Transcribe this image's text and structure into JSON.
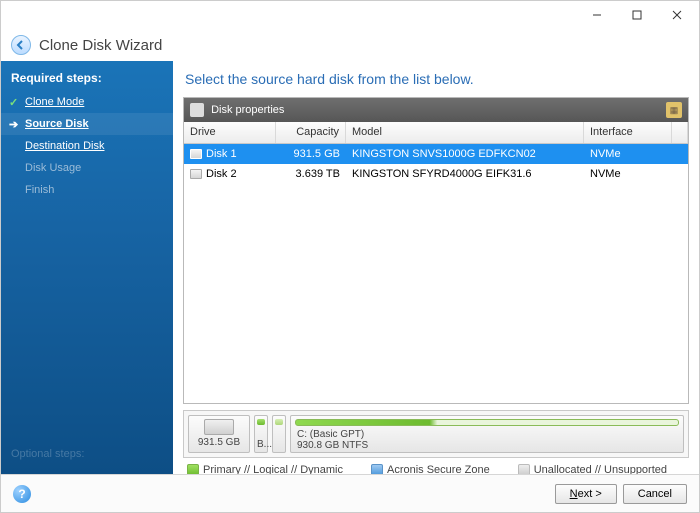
{
  "window": {
    "title": "Clone Disk Wizard"
  },
  "sidebar": {
    "section": "Required steps:",
    "steps": [
      {
        "label": "Clone Mode",
        "state": "done"
      },
      {
        "label": "Source Disk",
        "state": "active"
      },
      {
        "label": "Destination Disk",
        "state": "pending"
      },
      {
        "label": "Disk Usage",
        "state": "disabled"
      },
      {
        "label": "Finish",
        "state": "disabled"
      }
    ],
    "optional_label": "Optional steps:"
  },
  "main": {
    "heading": "Select the source hard disk from the list below.",
    "panel_title": "Disk properties",
    "columns": {
      "drive": "Drive",
      "capacity": "Capacity",
      "model": "Model",
      "interface": "Interface"
    },
    "disks": [
      {
        "drive": "Disk 1",
        "capacity": "931.5 GB",
        "model": "KINGSTON SNVS1000G EDFKCN02",
        "interface": "NVMe",
        "selected": true
      },
      {
        "drive": "Disk 2",
        "capacity": "3.639 TB",
        "model": "KINGSTON SFYRD4000G EIFK31.6",
        "interface": "NVMe",
        "selected": false
      }
    ],
    "diskmap": {
      "total": "931.5 GB",
      "tiny_label": "B...",
      "main_label": "C: (Basic GPT)",
      "main_size": "930.8 GB  NTFS"
    },
    "legend": {
      "primary": "Primary // Logical // Dynamic",
      "secure": "Acronis Secure Zone",
      "unalloc": "Unallocated // Unsupported"
    }
  },
  "footer": {
    "next": "Next >",
    "cancel": "Cancel"
  }
}
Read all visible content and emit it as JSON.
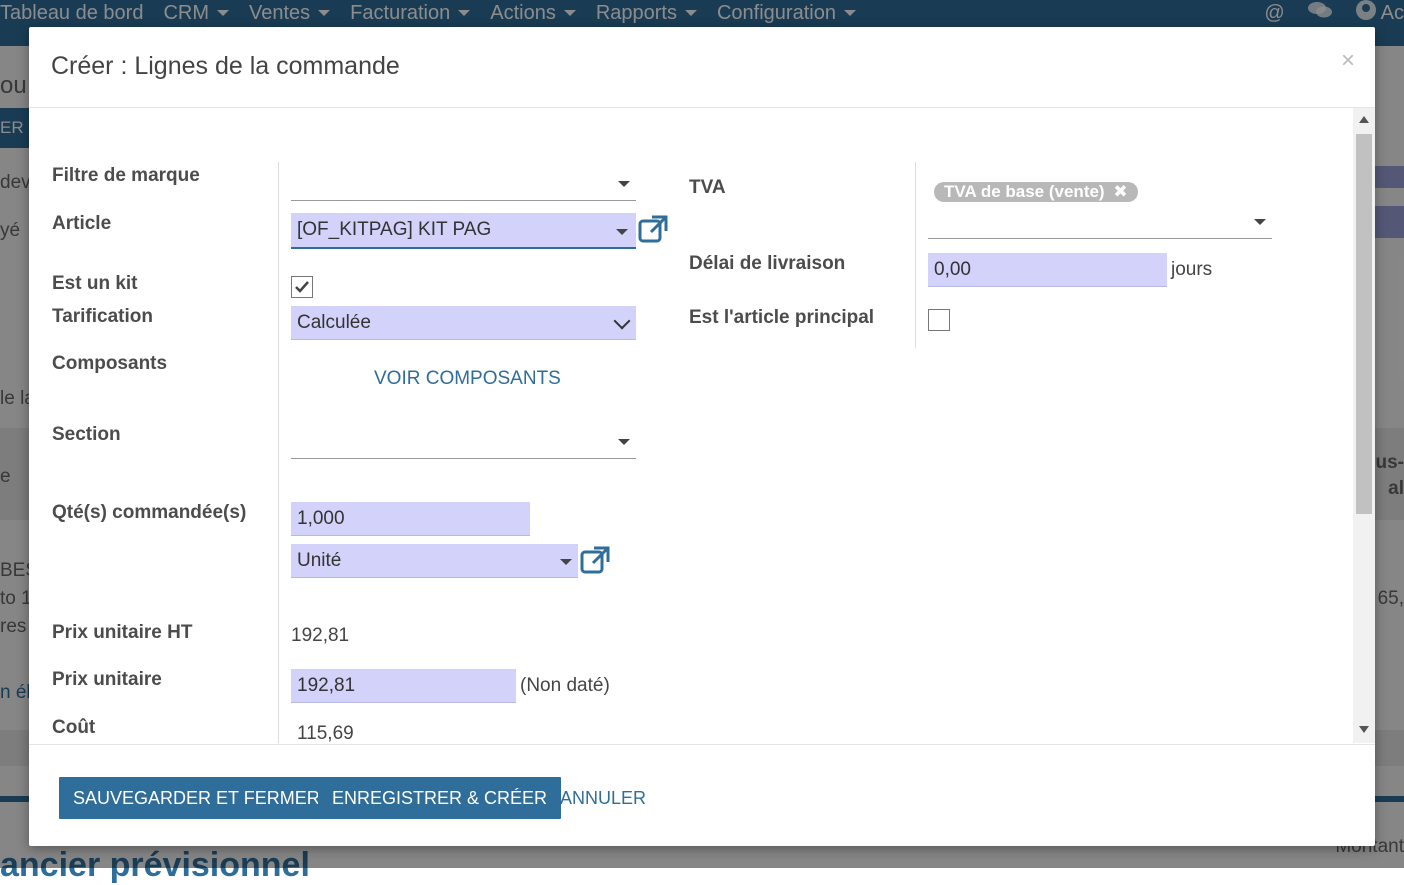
{
  "topbar": {
    "menu": [
      {
        "label": "Tableau de bord",
        "caret": false
      },
      {
        "label": "CRM",
        "caret": true
      },
      {
        "label": "Ventes",
        "caret": true
      },
      {
        "label": "Facturation",
        "caret": true
      },
      {
        "label": "Actions",
        "caret": true
      },
      {
        "label": "Rapports",
        "caret": true
      },
      {
        "label": "Configuration",
        "caret": true
      }
    ],
    "user_label": "Ac"
  },
  "background": {
    "partial_texts": [
      "ou",
      "ER",
      "dev",
      "yé",
      "le la",
      "e",
      "BES",
      "to 1",
      "res",
      "n élé",
      "us-",
      "al",
      "65,",
      "Montant",
      "ancier prévisionnel"
    ]
  },
  "modal": {
    "title": "Créer : Lignes de la commande",
    "close_glyph": "×",
    "left": {
      "brand_filter_label": "Filtre de marque",
      "brand_filter_value": "",
      "article_label": "Article",
      "article_value": "[OF_KITPAG] KIT PAG",
      "is_kit_label": "Est un kit",
      "is_kit_checked": true,
      "pricing_label": "Tarification",
      "pricing_value": "Calculée",
      "components_label": "Composants",
      "components_link": "VOIR COMPOSANTS",
      "section_label": "Section",
      "section_value": "",
      "qty_label": "Qté(s) commandée(s)",
      "qty_value": "1,000",
      "uom_value": "Unité",
      "price_ht_label": "Prix unitaire HT",
      "price_ht_value": "192,81",
      "unit_price_label": "Prix unitaire",
      "unit_price_value": "192,81",
      "unit_price_note": "(Non daté)",
      "cost_label": "Coût",
      "cost_value": "115,69"
    },
    "right": {
      "tva_label": "TVA",
      "tva_tag": "TVA de base (vente)",
      "delivery_label": "Délai de livraison",
      "delivery_value": "0,00",
      "delivery_unit": "jours",
      "main_article_label": "Est l'article principal",
      "main_article_checked": false
    },
    "footer": {
      "save_close": "SAUVEGARDER ET FERMER",
      "save_create": "ENREGISTRER & CRÉER",
      "cancel": "ANNULER"
    }
  },
  "colors": {
    "brand": "#2f6d9a",
    "input_bg": "#d2d2fa",
    "tag_bg": "#b8b8b8"
  }
}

*Aim*:
Reproduce each line word for word and drop the pictures.

*Task solution*:
Transcribe this image's text and structure into JSON.
{
  "window": {
    "title": "Clone Disk Wizard"
  },
  "sidebar": {
    "section": "Required steps:",
    "steps": [
      {
        "label": "Clone Mode",
        "state": "done"
      },
      {
        "label": "Source Disk",
        "state": "active"
      },
      {
        "label": "Destination Disk",
        "state": "pending"
      },
      {
        "label": "Disk Usage",
        "state": "disabled"
      },
      {
        "label": "Finish",
        "state": "disabled"
      }
    ],
    "optional_label": "Optional steps:"
  },
  "main": {
    "heading": "Select the source hard disk from the list below.",
    "panel_title": "Disk properties",
    "columns": {
      "drive": "Drive",
      "capacity": "Capacity",
      "model": "Model",
      "interface": "Interface"
    },
    "disks": [
      {
        "drive": "Disk 1",
        "capacity": "931.5 GB",
        "model": "KINGSTON SNVS1000G EDFKCN02",
        "interface": "NVMe",
        "selected": true
      },
      {
        "drive": "Disk 2",
        "capacity": "3.639 TB",
        "model": "KINGSTON SFYRD4000G EIFK31.6",
        "interface": "NVMe",
        "selected": false
      }
    ],
    "diskmap": {
      "total": "931.5 GB",
      "tiny_label": "B...",
      "main_label": "C: (Basic GPT)",
      "main_size": "930.8 GB  NTFS"
    },
    "legend": {
      "primary": "Primary // Logical // Dynamic",
      "secure": "Acronis Secure Zone",
      "unalloc": "Unallocated // Unsupported"
    }
  },
  "footer": {
    "next": "Next >",
    "cancel": "Cancel"
  }
}
Read all visible content and emit it as JSON.
{
  "topbar": {
    "menu": [
      {
        "label": "Tableau de bord",
        "caret": false
      },
      {
        "label": "CRM",
        "caret": true
      },
      {
        "label": "Ventes",
        "caret": true
      },
      {
        "label": "Facturation",
        "caret": true
      },
      {
        "label": "Actions",
        "caret": true
      },
      {
        "label": "Rapports",
        "caret": true
      },
      {
        "label": "Configuration",
        "caret": true
      }
    ],
    "user_label": "Ac"
  },
  "background": {
    "partial_texts": [
      "ou",
      "ER",
      "dev",
      "yé",
      "le la",
      "e",
      "BES",
      "to 1",
      "res",
      "n élé",
      "us-",
      "al",
      "65,",
      "Montant",
      "ancier prévisionnel"
    ]
  },
  "modal": {
    "title": "Créer : Lignes de la commande",
    "close_glyph": "×",
    "left": {
      "brand_filter_label": "Filtre de marque",
      "brand_filter_value": "",
      "article_label": "Article",
      "article_value": "[OF_KITPAG] KIT PAG",
      "is_kit_label": "Est un kit",
      "is_kit_checked": true,
      "pricing_label": "Tarification",
      "pricing_value": "Calculée",
      "components_label": "Composants",
      "components_link": "VOIR COMPOSANTS",
      "section_label": "Section",
      "section_value": "",
      "qty_label": "Qté(s) commandée(s)",
      "qty_value": "1,000",
      "uom_value": "Unité",
      "price_ht_label": "Prix unitaire HT",
      "price_ht_value": "192,81",
      "unit_price_label": "Prix unitaire",
      "unit_price_value": "192,81",
      "unit_price_note": "(Non daté)",
      "cost_label": "Coût",
      "cost_value": "115,69"
    },
    "right": {
      "tva_label": "TVA",
      "tva_tag": "TVA de base (vente)",
      "delivery_label": "Délai de livraison",
      "delivery_value": "0,00",
      "delivery_unit": "jours",
      "main_article_label": "Est l'article principal",
      "main_article_checked": false
    },
    "footer": {
      "save_close": "SAUVEGARDER ET FERMER",
      "save_create": "ENREGISTRER & CRÉER",
      "cancel": "ANNULER"
    }
  },
  "colors": {
    "brand": "#2f6d9a",
    "input_bg": "#d2d2fa",
    "tag_bg": "#b8b8b8"
  }
}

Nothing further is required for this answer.